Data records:
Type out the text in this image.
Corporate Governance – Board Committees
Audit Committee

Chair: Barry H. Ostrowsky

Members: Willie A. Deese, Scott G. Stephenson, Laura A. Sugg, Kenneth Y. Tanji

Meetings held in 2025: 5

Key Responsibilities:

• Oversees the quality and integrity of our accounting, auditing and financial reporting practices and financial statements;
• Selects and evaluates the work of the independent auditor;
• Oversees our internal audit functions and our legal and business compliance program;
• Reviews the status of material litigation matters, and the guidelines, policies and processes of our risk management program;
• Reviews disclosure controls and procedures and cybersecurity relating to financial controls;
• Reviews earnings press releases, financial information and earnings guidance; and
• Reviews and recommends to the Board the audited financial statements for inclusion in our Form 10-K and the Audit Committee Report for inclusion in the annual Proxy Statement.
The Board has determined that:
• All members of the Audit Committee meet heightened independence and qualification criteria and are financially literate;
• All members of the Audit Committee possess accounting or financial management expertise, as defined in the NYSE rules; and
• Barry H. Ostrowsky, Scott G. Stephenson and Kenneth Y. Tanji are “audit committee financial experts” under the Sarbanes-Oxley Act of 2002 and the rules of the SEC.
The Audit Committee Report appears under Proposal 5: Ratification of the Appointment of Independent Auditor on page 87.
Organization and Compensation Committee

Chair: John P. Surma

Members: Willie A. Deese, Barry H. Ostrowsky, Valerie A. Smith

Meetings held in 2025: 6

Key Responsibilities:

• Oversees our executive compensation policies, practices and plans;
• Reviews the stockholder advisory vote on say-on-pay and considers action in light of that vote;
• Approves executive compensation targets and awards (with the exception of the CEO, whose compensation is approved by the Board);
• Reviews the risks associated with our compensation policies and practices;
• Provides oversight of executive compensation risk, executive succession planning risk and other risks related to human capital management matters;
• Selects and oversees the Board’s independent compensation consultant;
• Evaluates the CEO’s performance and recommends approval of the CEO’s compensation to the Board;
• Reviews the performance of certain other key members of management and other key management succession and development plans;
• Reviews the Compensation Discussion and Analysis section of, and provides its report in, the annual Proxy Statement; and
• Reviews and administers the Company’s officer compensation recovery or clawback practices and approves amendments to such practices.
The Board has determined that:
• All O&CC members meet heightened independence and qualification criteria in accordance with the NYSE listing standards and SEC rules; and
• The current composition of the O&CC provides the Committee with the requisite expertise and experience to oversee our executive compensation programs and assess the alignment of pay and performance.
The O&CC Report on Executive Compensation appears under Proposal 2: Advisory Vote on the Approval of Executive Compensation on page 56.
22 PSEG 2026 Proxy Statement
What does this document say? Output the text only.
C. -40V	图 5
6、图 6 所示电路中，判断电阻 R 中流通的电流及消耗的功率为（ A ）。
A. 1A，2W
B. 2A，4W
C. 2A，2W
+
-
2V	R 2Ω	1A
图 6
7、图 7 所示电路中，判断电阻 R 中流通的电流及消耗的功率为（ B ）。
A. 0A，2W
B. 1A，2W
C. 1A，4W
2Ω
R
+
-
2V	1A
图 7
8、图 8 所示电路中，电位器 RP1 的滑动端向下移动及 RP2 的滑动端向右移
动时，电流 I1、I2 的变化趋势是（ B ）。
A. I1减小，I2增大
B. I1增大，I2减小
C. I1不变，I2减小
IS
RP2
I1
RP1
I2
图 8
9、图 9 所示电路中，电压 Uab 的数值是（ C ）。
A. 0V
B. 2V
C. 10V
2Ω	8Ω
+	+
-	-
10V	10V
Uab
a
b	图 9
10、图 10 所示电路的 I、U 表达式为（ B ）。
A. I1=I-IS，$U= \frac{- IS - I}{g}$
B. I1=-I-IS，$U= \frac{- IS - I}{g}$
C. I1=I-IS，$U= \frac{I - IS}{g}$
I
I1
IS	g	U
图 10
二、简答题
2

_Exercise details_
Give the count of lines in the data shown above that contain "plans", and nothing else.

_Output below_
2